* **TASK GOAL**
Using the records provided below, locate and copy each line that contains the word "Urząd".
Begin DATA RECORDS
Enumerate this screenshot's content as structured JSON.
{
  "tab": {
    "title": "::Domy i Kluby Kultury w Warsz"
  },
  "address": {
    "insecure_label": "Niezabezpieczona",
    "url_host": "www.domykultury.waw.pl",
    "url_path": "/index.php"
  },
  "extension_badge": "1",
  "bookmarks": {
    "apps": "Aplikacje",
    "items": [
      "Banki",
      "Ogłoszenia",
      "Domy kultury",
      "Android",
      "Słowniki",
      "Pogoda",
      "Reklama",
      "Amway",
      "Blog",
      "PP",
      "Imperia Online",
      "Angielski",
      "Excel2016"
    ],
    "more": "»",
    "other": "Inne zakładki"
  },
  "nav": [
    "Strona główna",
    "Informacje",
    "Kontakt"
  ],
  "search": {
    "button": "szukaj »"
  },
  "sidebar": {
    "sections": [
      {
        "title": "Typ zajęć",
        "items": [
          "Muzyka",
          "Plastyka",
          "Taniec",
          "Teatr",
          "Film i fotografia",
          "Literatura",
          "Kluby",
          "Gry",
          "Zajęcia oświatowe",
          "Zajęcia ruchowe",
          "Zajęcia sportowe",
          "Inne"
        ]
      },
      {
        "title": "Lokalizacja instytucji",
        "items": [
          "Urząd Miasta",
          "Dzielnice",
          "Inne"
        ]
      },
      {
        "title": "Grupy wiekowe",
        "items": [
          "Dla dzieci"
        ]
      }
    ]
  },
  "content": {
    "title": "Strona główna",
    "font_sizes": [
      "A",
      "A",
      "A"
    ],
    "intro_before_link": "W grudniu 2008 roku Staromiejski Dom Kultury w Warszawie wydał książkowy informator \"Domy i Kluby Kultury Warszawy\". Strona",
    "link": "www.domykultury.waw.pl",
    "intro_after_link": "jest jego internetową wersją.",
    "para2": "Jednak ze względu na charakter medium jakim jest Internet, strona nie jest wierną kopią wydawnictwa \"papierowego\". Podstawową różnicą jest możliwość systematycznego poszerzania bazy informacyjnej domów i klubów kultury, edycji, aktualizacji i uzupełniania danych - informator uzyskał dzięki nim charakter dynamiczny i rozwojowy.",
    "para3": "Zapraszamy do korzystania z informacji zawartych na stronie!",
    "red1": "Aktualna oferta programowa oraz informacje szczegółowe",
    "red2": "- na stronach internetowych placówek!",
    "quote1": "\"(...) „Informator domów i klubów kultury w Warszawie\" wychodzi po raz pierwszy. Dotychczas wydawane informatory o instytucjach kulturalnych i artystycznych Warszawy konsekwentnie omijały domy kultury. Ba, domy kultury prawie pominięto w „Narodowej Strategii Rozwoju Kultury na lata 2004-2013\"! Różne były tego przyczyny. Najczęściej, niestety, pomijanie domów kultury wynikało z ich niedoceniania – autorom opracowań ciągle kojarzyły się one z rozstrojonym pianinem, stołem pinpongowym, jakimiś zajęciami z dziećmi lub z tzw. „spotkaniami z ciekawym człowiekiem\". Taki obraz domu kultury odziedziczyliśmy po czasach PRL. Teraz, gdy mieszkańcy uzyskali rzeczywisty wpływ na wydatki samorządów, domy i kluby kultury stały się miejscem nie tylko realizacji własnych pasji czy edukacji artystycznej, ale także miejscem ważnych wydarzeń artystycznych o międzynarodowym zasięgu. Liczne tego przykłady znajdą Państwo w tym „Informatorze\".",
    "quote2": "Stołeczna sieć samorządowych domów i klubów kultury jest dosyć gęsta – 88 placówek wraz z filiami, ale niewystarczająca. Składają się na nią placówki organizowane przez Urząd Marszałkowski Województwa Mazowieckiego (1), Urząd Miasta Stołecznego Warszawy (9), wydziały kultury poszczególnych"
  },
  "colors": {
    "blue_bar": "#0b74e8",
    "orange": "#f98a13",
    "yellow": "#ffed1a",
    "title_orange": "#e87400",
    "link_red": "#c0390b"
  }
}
End DATA RECORDS
Begin DATA RECORDS
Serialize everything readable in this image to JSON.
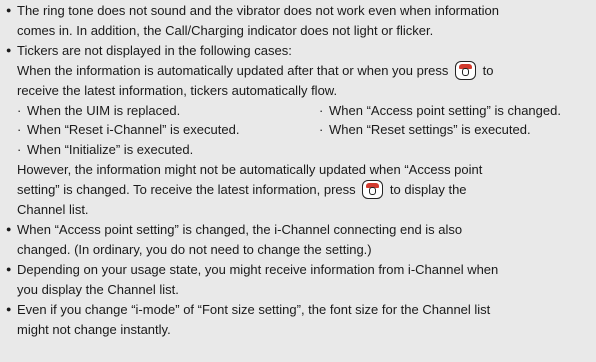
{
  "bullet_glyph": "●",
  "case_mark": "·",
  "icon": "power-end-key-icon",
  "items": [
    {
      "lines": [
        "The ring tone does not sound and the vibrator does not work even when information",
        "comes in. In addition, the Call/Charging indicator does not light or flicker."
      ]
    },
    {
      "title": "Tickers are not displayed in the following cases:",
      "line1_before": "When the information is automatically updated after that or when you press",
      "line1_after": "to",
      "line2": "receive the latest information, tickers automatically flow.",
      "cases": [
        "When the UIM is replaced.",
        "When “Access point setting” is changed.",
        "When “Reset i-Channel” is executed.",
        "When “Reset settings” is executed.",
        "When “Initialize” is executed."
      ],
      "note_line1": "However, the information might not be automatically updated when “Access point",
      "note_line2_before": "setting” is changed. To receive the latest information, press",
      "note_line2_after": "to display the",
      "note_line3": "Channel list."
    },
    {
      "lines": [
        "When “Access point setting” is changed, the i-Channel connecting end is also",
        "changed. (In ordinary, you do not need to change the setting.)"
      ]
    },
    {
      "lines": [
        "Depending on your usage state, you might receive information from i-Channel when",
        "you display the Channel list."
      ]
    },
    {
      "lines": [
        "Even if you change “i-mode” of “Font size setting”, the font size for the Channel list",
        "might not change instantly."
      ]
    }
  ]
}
End DATA RECORDS
Begin DATA RECORDS
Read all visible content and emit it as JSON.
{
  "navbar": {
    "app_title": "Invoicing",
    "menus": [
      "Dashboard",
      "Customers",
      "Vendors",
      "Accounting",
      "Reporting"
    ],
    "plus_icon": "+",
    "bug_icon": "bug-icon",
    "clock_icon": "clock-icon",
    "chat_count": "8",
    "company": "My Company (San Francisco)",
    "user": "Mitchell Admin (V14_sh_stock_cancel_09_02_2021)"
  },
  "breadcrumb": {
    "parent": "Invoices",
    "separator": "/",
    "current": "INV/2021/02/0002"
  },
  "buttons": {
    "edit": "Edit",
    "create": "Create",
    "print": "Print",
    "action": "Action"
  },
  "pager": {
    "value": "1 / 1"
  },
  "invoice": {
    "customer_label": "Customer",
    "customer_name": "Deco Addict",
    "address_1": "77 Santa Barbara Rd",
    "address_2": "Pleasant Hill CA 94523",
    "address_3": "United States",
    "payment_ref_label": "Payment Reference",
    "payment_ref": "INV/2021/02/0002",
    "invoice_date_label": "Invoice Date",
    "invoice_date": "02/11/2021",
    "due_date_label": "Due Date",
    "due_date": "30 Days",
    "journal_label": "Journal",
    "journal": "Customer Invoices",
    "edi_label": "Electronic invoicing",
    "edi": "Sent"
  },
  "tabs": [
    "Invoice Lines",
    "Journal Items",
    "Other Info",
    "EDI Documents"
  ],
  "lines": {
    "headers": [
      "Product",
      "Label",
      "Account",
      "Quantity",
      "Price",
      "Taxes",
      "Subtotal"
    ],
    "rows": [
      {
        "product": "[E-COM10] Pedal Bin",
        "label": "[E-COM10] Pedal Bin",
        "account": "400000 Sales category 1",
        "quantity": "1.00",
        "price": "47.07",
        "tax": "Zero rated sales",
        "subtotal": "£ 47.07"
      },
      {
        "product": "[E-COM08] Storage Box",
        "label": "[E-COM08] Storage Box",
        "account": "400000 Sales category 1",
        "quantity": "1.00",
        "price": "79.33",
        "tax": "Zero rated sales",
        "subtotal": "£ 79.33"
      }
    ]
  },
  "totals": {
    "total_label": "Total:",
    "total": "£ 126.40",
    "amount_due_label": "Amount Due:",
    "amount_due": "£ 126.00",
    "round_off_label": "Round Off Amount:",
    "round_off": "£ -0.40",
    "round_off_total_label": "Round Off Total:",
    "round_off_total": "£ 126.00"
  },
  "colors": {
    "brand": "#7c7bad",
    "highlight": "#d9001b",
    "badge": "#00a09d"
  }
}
End DATA RECORDS
* **ANSWER**
          "Urząd Miasta",
    "quote2": "Stołeczna sieć samorządowych domów i klubów kultury jest dosyć gęsta – 88 placówek wraz z filiami, ale niewystarczająca. Składają się na nią placówki organizowane przez Urząd Marszałkowski Województwa Mazowieckiego (1), Urząd Miasta Stołecznego Warszawy (9), wydziały kultury poszczególnych"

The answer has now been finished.